-------- Information given --------
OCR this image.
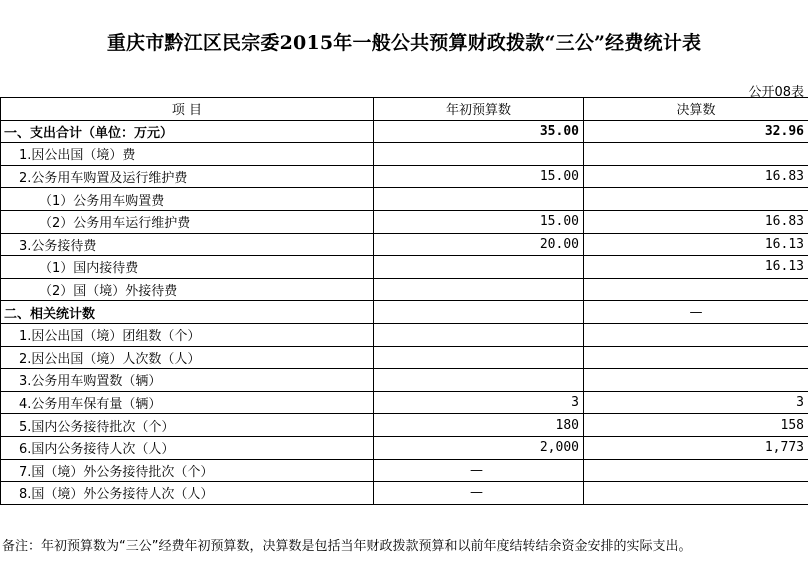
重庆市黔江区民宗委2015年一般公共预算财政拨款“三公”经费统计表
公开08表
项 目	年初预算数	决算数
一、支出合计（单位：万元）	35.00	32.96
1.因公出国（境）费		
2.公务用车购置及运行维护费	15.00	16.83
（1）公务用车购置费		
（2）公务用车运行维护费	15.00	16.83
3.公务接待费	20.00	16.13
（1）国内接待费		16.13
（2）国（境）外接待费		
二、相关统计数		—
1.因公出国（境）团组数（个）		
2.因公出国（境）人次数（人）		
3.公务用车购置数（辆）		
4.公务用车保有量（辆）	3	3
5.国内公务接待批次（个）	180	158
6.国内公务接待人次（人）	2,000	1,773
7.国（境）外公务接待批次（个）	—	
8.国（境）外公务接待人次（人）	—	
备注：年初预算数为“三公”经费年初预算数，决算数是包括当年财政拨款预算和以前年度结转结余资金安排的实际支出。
--------
-------- Information given --------
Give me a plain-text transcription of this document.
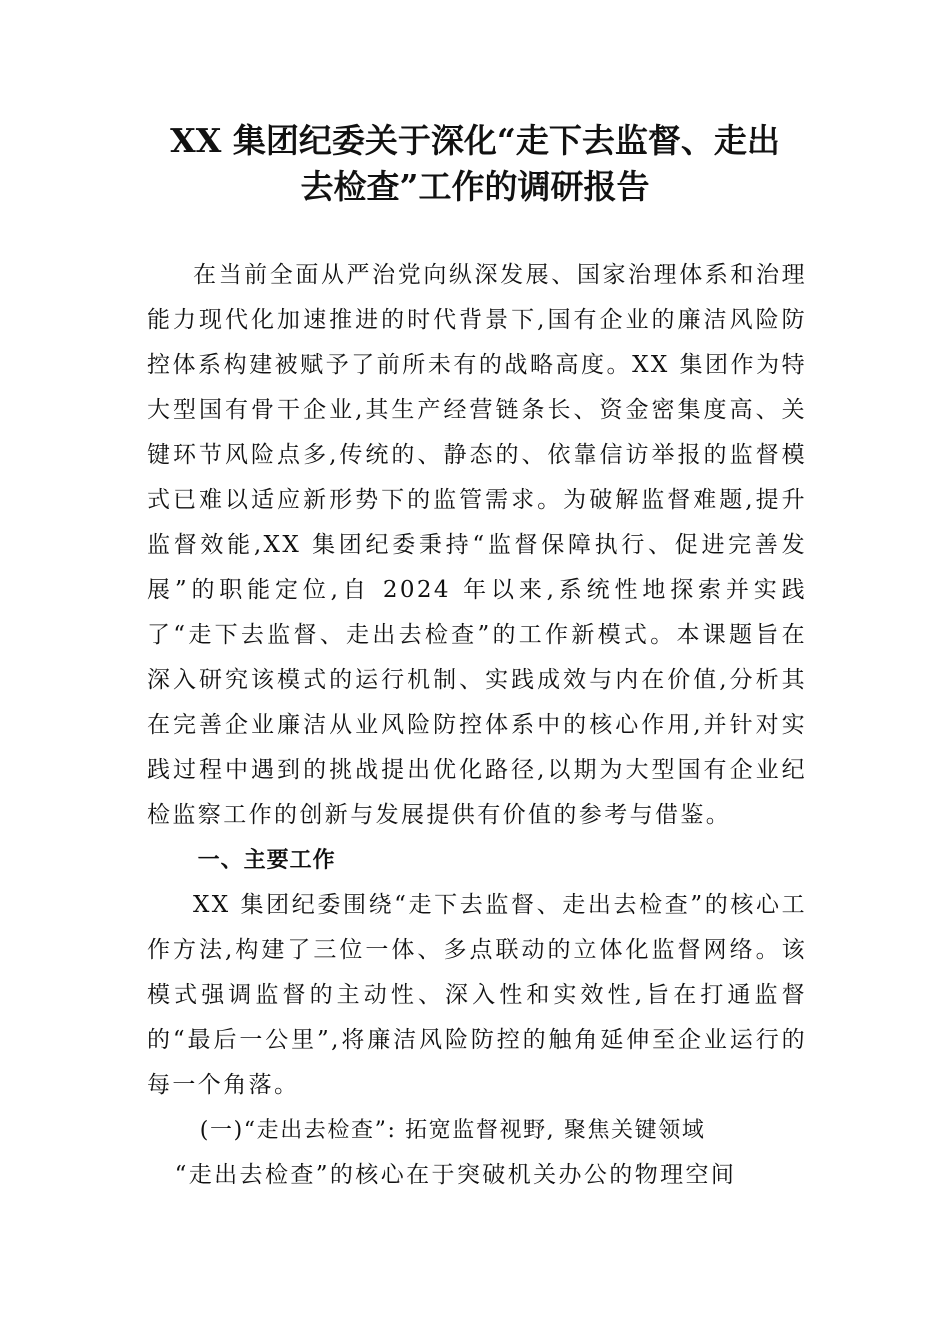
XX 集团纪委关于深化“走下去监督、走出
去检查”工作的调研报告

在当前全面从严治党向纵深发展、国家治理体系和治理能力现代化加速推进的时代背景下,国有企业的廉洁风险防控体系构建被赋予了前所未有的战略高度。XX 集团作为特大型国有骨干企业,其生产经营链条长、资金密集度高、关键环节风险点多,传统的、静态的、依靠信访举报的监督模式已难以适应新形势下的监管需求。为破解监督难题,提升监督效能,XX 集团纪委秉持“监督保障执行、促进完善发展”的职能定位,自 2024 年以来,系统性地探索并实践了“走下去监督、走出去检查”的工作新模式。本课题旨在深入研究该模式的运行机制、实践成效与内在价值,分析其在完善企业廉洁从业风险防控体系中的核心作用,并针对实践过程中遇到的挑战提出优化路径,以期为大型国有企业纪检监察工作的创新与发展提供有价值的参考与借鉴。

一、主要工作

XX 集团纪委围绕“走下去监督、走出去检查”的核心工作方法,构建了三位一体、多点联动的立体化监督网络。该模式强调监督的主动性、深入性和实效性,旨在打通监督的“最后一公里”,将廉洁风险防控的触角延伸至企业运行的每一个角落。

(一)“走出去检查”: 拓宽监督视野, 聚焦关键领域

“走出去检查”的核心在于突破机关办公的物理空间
--------
Instruction: Locate each line containing the string "走下去监督" and show it.

Problem solution:
XX 集团纪委关于深化“走下去监督、走出
在当前全面从严治党向纵深发展、国家治理体系和治理能力现代化加速推进的时代背景下,国有企业的廉洁风险防控体系构建被赋予了前所未有的战略高度。XX 集团作为特大型国有骨干企业,其生产经营链条长、资金密集度高、关键环节风险点多,传统的、静态的、依靠信访举报的监督模式已难以适应新形势下的监管需求。为破解监督难题,提升监督效能,XX 集团纪委秉持“监督保障执行、促进完善发展”的职能定位,自 2024 年以来,系统性地探索并实践了“走下去监督、走出去检查”的工作新模式。本课题旨在深入研究该模式的运行机制、实践成效与内在价值,分析其在完善企业廉洁从业风险防控体系中的核心作用,并针对实践过程中遇到的挑战提出优化路径,以期为大型国有企业纪检监察工作的创新与发展提供有价值的参考与借鉴。
XX 集团纪委围绕“走下去监督、走出去检查”的核心工作方法,构建了三位一体、多点联动的立体化监督网络。该模式强调监督的主动性、深入性和实效性,旨在打通监督的“最后一公里”,将廉洁风险防控的触角延伸至企业运行的每一个角落。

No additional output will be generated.